→ WRITTEN PROBLEM:
Make an exact copy of the data below, leaving out every picture.

→ Stored data:
----
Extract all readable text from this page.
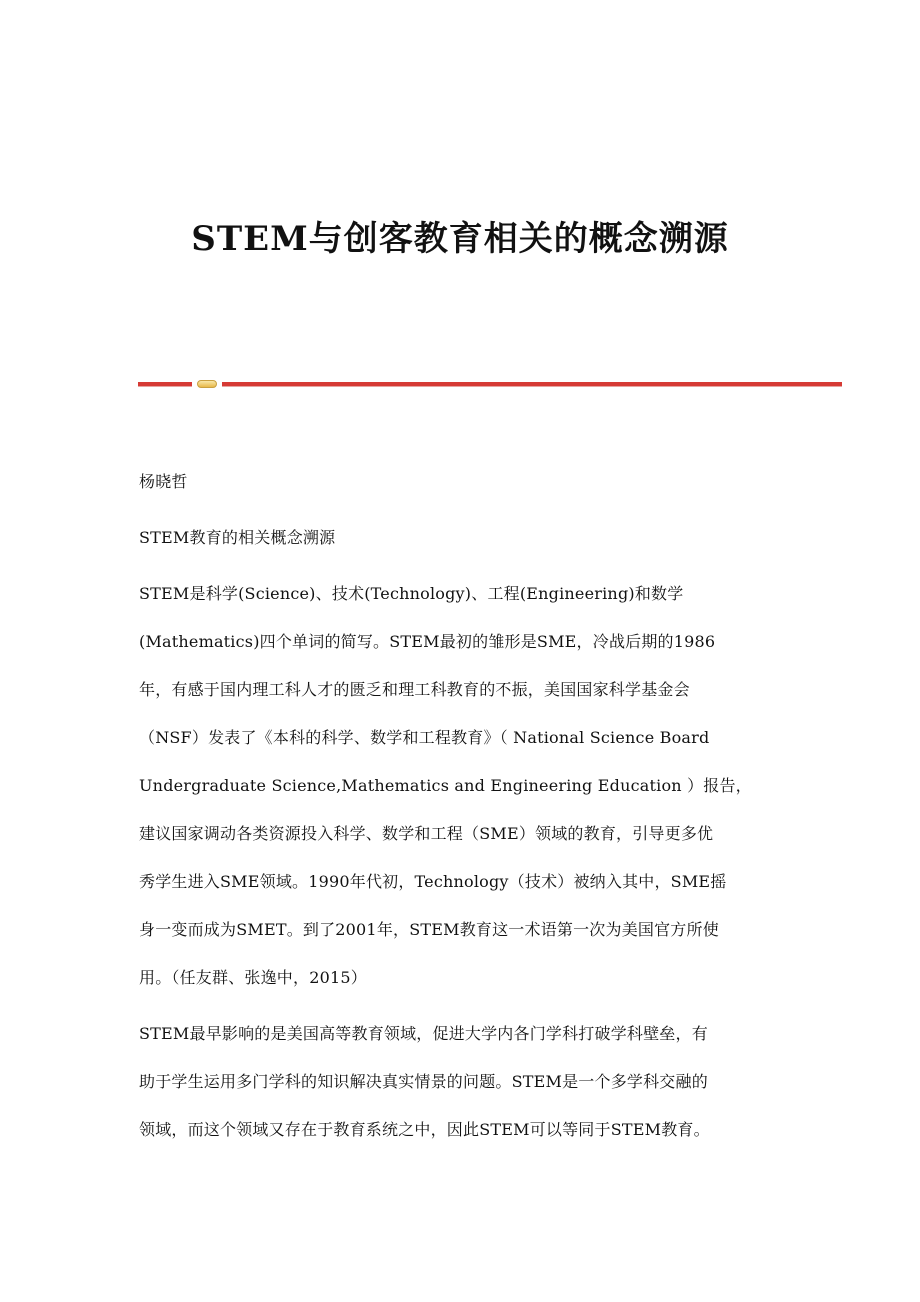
STEM与创客教育相关的概念溯源
杨晓哲
STEM教育的相关概念溯源
STEM是科学(Science)、技术(Technology)、工程(Engineering)和数学
(Mathematics)四个单词的简写。STEM最初的雏形是SME，冷战后期的1986
年，有感于国内理工科人才的匮乏和理工科教育的不振，美国国家科学基金会
（NSF）发表了《本科的科学、数学和工程教育》（ National Science Board
Undergraduate Science,Mathematics and Engineering Education ）报告，
建议国家调动各类资源投入科学、数学和工程（SME）领域的教育，引导更多优
秀学生进入SME领域。1990年代初，Technology（技术）被纳入其中，SME摇
身一变而成为SMET。到了2001年，STEM教育这一术语第一次为美国官方所使
用。（任友群、张逸中，2015）
STEM最早影响的是美国高等教育领域，促进大学内各门学科打破学科壁垒，有
助于学生运用多门学科的知识解决真实情景的问题。STEM是一个多学科交融的
领域，而这个领域又存在于教育系统之中，因此STEM可以等同于STEM教育。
----
→ WRITTEN RESPONSE:
Extract all readable text from this page.
STEM与创客教育相关的概念溯源
杨晓哲
STEM教育的相关概念溯源
STEM是科学(Science)、技术(Technology)、工程(Engineering)和数学
(Mathematics)四个单词的简写。STEM最初的雏形是SME，冷战后期的1986
年，有感于国内理工科人才的匮乏和理工科教育的不振，美国国家科学基金会
（NSF）发表了《本科的科学、数学和工程教育》（ National Science Board
Undergraduate Science,Mathematics and Engineering Education ）报告，
建议国家调动各类资源投入科学、数学和工程（SME）领域的教育，引导更多优
秀学生进入SME领域。1990年代初，Technology（技术）被纳入其中，SME摇
身一变而成为SMET。到了2001年，STEM教育这一术语第一次为美国官方所使
用。（任友群、张逸中，2015）
STEM最早影响的是美国高等教育领域，促进大学内各门学科打破学科壁垒，有
助于学生运用多门学科的知识解决真实情景的问题。STEM是一个多学科交融的
领域，而这个领域又存在于教育系统之中，因此STEM可以等同于STEM教育。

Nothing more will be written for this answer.